» Problem requirements
The records below are split into lines. How many of those lines contain the string "object"? Reply with the number only.

» Provided material

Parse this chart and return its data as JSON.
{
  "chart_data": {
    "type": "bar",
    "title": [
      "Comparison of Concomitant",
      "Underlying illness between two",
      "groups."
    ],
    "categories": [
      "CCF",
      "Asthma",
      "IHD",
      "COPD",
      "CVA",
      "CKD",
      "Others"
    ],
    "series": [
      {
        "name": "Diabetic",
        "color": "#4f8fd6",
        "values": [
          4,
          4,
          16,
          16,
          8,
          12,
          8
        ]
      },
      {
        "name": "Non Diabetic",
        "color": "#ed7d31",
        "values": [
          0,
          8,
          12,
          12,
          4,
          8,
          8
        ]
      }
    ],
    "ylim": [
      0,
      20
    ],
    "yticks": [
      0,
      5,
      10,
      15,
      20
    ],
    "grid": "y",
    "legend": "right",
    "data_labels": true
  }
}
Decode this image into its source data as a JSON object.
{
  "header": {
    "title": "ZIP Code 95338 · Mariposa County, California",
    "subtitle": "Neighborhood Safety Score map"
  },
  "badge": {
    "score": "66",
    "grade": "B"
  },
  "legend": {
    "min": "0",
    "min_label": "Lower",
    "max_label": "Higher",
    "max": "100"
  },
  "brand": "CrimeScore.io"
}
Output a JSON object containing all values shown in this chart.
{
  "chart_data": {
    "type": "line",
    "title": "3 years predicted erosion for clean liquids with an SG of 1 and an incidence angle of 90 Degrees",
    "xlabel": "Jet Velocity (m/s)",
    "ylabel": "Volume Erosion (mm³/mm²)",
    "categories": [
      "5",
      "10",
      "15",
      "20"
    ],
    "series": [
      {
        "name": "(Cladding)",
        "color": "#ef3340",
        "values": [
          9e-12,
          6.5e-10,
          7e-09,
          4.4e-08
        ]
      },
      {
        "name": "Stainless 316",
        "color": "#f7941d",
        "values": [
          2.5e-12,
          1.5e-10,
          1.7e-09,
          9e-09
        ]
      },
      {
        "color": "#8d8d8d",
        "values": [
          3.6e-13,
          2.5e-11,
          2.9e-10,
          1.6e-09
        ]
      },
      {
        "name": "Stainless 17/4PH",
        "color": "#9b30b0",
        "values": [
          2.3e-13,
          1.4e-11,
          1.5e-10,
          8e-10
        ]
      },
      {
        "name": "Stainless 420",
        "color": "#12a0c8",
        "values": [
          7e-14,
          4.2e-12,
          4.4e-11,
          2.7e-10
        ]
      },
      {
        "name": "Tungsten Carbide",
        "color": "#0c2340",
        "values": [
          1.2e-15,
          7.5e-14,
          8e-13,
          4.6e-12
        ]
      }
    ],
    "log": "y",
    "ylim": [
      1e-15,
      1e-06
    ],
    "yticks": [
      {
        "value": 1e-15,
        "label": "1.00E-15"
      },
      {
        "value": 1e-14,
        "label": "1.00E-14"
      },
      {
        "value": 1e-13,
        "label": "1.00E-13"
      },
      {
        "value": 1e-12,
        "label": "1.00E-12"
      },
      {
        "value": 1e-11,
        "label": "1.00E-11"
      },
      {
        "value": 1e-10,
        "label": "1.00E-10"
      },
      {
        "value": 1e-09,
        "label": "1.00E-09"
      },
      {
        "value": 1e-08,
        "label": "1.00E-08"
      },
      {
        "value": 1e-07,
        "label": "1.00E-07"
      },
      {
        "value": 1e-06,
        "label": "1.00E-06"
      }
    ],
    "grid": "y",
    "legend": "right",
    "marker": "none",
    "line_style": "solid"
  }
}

» Result of the exercise
2